> _Prompt_: Show, from the records below, all lines that contain the word "lumut".

=== Data extract ===

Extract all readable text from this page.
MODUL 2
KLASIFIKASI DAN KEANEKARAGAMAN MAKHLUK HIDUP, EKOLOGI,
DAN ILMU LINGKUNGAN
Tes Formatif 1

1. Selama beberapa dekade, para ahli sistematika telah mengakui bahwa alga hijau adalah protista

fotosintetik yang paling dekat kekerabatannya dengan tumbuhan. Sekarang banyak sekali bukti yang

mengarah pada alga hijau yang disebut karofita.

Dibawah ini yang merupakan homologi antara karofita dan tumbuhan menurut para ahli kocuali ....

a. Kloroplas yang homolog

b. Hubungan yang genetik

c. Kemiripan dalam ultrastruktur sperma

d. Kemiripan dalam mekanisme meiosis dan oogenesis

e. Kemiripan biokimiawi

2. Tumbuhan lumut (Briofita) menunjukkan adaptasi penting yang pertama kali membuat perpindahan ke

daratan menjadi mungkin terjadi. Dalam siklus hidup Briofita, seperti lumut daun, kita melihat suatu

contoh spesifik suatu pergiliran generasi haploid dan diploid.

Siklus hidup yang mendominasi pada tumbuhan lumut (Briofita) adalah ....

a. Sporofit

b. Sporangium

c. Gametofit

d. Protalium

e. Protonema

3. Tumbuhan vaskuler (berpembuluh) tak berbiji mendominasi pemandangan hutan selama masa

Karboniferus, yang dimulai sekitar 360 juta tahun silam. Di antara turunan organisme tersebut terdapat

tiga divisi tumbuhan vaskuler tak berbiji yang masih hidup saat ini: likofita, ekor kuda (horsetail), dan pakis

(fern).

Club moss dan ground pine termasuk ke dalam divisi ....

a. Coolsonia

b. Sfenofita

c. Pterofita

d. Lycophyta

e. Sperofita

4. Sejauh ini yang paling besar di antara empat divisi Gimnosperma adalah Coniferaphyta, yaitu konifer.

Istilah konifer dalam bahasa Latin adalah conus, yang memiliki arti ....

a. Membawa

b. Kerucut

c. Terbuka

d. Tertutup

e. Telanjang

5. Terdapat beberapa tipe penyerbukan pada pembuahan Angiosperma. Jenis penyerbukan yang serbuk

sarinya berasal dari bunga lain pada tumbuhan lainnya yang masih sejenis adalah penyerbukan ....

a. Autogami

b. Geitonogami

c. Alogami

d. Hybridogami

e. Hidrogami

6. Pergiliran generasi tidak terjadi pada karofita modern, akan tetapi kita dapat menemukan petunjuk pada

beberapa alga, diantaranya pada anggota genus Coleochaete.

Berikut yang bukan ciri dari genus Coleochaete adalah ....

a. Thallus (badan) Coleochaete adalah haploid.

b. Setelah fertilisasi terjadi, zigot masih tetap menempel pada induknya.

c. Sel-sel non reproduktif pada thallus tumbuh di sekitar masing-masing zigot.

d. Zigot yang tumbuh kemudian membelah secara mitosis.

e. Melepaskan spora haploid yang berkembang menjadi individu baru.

===

> _Written answer_:
2. Tumbuhan lumut (Briofita) menunjukkan adaptasi penting yang pertama kali membuat perpindahan ke
daratan menjadi mungkin terjadi. Dalam siklus hidup Briofita, seperti lumut daun, kita melihat suatu
Siklus hidup yang mendominasi pada tumbuhan lumut (Briofita) adalah ....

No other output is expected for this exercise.